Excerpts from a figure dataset
_ _ _ _ _
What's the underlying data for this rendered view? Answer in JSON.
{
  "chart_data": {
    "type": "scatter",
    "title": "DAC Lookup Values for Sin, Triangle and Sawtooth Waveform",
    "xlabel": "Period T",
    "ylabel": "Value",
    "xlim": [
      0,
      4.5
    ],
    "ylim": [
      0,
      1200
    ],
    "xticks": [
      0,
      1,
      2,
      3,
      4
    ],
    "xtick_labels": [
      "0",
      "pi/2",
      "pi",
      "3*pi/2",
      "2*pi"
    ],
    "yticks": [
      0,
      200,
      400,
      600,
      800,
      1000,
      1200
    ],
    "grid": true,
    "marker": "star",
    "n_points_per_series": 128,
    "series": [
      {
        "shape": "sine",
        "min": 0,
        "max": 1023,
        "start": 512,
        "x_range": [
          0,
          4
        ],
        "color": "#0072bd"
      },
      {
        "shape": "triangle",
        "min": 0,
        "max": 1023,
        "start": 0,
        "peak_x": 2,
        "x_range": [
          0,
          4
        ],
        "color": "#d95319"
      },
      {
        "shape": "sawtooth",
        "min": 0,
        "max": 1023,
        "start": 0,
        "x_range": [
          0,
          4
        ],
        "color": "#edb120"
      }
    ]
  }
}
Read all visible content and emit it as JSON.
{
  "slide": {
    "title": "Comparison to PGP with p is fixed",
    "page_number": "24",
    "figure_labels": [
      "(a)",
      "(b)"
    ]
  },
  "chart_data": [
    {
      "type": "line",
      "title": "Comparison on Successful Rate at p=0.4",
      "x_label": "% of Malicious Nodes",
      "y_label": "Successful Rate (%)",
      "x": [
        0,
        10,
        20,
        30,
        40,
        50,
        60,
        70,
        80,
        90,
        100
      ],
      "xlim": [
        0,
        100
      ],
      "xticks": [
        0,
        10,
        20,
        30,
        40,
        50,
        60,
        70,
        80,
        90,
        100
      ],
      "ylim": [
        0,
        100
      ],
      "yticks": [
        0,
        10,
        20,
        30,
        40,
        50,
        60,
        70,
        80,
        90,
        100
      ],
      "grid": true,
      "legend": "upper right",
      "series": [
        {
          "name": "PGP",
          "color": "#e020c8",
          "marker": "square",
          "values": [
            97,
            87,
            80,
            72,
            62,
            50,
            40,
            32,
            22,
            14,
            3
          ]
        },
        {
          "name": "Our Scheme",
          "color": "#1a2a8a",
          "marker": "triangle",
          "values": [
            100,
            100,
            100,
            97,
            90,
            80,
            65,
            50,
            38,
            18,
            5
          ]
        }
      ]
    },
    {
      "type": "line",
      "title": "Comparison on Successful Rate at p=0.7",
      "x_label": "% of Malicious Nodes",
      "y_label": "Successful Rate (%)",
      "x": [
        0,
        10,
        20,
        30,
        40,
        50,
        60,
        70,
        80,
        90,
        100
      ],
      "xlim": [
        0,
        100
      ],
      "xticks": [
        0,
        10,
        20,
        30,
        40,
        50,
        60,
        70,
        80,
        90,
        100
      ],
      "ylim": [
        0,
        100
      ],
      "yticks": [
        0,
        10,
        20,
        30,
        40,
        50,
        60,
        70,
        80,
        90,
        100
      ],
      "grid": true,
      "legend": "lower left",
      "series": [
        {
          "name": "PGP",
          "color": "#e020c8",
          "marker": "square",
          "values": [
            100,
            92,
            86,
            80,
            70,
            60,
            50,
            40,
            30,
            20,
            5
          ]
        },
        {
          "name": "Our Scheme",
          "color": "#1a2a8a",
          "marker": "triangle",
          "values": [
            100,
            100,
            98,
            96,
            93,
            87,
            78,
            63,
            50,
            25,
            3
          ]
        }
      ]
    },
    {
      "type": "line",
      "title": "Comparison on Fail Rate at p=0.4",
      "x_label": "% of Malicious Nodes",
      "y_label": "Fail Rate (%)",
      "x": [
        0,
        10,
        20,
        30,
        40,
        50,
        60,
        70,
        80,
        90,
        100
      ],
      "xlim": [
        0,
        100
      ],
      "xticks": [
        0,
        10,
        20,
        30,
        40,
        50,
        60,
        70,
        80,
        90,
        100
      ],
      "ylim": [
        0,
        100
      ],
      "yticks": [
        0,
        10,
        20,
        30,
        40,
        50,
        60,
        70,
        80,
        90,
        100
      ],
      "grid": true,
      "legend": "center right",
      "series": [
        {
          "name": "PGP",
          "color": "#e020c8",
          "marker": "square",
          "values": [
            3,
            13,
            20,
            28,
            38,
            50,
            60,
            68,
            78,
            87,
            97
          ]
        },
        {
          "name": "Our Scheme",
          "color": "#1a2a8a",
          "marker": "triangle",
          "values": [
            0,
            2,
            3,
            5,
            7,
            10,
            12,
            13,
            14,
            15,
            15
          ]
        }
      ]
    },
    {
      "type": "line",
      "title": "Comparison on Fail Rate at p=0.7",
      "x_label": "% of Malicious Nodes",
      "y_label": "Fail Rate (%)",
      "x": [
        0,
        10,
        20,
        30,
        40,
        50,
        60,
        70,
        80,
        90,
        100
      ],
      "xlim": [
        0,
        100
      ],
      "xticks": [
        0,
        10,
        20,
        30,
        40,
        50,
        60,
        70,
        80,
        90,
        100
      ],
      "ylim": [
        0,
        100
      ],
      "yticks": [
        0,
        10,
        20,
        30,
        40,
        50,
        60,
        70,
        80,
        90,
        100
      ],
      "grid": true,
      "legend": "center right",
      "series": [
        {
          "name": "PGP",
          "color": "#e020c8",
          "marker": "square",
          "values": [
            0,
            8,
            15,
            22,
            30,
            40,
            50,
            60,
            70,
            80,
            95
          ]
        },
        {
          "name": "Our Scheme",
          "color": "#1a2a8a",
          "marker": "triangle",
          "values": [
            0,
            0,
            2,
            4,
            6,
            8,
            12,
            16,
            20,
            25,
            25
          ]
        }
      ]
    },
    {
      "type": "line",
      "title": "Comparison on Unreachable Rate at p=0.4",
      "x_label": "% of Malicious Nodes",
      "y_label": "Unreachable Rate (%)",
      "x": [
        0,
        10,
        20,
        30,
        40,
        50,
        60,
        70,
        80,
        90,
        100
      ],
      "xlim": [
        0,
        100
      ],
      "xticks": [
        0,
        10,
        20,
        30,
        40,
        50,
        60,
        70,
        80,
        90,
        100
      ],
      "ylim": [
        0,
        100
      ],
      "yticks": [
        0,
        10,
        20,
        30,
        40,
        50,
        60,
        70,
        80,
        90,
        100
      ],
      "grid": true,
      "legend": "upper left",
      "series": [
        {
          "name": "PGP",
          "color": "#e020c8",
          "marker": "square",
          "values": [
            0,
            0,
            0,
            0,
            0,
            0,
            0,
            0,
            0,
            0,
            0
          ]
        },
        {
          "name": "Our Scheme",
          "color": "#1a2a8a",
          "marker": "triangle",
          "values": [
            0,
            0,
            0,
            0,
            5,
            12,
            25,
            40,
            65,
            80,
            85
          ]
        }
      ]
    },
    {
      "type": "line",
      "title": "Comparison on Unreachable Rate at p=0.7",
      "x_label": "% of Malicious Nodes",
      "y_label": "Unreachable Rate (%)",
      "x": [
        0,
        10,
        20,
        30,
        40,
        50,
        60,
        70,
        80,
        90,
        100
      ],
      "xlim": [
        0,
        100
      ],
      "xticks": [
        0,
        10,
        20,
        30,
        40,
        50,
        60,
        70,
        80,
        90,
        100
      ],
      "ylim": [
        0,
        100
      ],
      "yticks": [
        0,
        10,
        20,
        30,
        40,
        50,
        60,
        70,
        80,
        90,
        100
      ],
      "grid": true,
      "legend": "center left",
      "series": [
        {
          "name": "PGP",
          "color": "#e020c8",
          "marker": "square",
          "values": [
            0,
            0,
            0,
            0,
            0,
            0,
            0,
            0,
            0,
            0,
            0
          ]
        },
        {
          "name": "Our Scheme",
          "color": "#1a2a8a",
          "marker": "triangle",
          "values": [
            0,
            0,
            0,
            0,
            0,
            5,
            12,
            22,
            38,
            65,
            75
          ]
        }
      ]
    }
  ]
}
_ _ _ _ _
Instructions to follow -
Extract all lines of the records above that include "shape".

Full response -
        "shape": "sine",
        "shape": "triangle",
        "shape": "sawtooth",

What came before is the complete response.